§ **Exercise description**
Collect every line of the records below that contains the word "ylabel".

§ **Data items**
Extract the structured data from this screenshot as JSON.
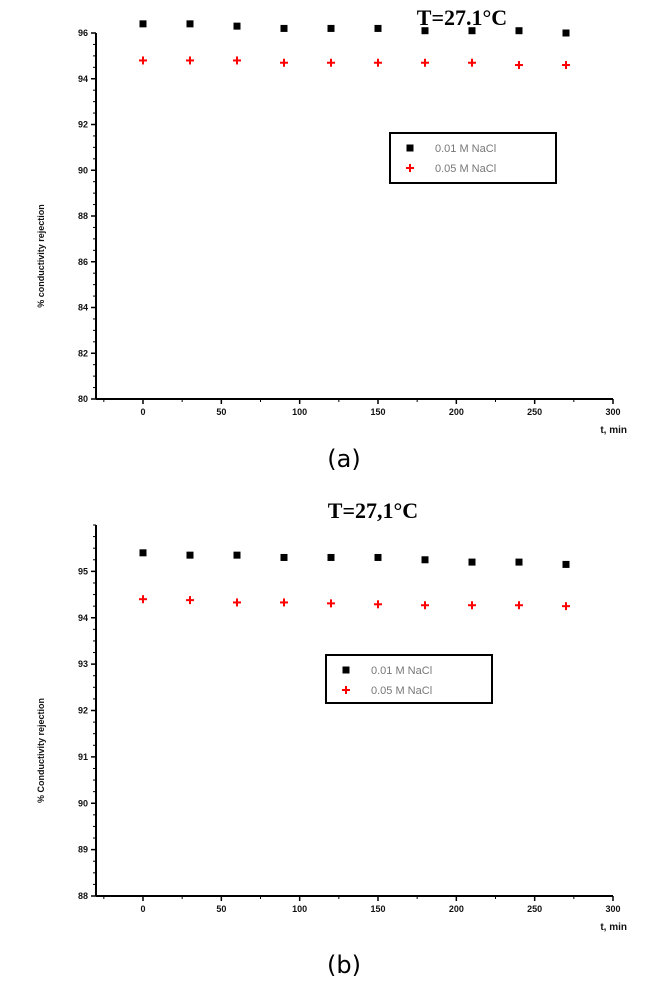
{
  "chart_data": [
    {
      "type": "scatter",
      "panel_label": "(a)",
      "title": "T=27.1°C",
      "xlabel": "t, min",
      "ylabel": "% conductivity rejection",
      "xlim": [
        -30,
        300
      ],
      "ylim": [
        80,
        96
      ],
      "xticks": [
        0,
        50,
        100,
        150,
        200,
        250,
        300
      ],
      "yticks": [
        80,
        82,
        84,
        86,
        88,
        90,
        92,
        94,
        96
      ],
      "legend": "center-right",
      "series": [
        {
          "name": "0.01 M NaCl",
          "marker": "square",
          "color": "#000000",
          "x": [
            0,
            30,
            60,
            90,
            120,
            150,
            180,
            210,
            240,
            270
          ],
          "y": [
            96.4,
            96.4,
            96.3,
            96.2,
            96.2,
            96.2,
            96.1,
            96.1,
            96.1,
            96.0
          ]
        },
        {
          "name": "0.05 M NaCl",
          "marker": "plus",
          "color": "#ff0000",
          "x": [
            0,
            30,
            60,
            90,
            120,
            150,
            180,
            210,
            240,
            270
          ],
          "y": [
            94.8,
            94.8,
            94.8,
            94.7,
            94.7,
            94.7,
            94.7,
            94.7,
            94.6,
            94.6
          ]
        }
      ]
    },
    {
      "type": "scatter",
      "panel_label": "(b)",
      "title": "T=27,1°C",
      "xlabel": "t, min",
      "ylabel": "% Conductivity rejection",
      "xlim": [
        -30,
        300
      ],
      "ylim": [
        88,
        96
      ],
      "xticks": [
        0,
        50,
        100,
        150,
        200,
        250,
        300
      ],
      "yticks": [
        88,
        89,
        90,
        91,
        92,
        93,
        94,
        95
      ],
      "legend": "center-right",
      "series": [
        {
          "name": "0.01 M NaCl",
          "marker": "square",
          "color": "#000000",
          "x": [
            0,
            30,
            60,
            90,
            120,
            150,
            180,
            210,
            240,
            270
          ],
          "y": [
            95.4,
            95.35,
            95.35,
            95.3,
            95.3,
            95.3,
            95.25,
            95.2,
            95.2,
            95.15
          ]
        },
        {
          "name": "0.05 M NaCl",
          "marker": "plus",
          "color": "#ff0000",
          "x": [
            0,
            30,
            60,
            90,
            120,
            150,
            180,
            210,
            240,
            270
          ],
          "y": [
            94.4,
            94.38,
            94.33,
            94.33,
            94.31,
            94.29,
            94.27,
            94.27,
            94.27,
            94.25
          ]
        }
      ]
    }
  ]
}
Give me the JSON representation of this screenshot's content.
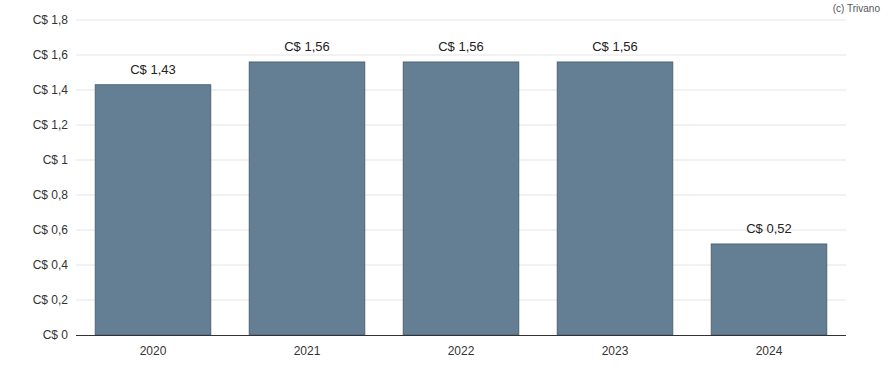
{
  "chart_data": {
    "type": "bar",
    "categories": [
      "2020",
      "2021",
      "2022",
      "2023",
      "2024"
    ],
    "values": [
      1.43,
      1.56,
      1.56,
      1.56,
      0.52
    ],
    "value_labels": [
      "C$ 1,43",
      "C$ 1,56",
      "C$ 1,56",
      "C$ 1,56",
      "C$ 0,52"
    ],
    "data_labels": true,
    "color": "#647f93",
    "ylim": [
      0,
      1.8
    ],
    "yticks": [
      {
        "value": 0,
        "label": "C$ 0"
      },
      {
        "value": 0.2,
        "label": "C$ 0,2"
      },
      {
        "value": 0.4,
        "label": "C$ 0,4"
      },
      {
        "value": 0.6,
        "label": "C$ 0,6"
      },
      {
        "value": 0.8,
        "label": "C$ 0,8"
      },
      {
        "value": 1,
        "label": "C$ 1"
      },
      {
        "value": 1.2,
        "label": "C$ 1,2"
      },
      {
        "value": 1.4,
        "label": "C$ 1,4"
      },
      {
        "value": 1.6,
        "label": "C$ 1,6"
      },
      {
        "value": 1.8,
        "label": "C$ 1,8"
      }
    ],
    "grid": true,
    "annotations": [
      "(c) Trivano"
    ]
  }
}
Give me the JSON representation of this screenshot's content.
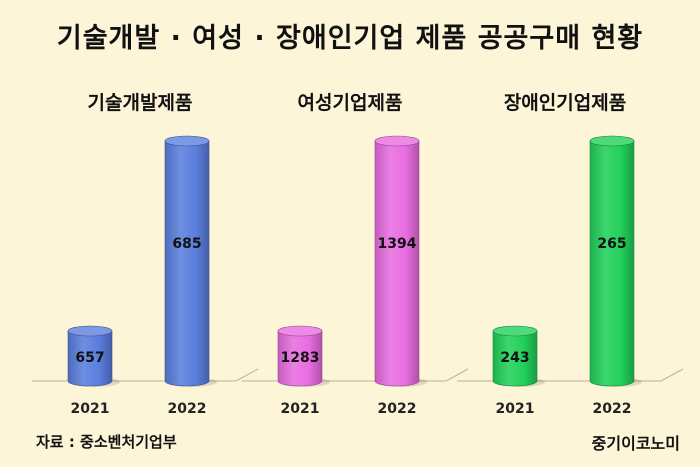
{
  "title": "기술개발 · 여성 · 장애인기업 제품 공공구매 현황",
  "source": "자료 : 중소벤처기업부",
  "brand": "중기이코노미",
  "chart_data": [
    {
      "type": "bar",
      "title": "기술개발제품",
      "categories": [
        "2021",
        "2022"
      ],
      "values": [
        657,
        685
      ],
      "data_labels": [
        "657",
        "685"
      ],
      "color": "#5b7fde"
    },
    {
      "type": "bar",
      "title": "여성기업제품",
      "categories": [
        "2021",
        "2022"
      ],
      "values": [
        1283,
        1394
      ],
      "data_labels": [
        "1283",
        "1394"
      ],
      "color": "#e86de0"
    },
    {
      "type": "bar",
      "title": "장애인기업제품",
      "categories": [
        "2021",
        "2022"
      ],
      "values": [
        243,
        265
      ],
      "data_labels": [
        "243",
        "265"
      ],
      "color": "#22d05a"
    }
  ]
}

§ **Written solution**
      "ylabel": "% conductivity rejection",
      "ylabel": "% Conductivity rejection",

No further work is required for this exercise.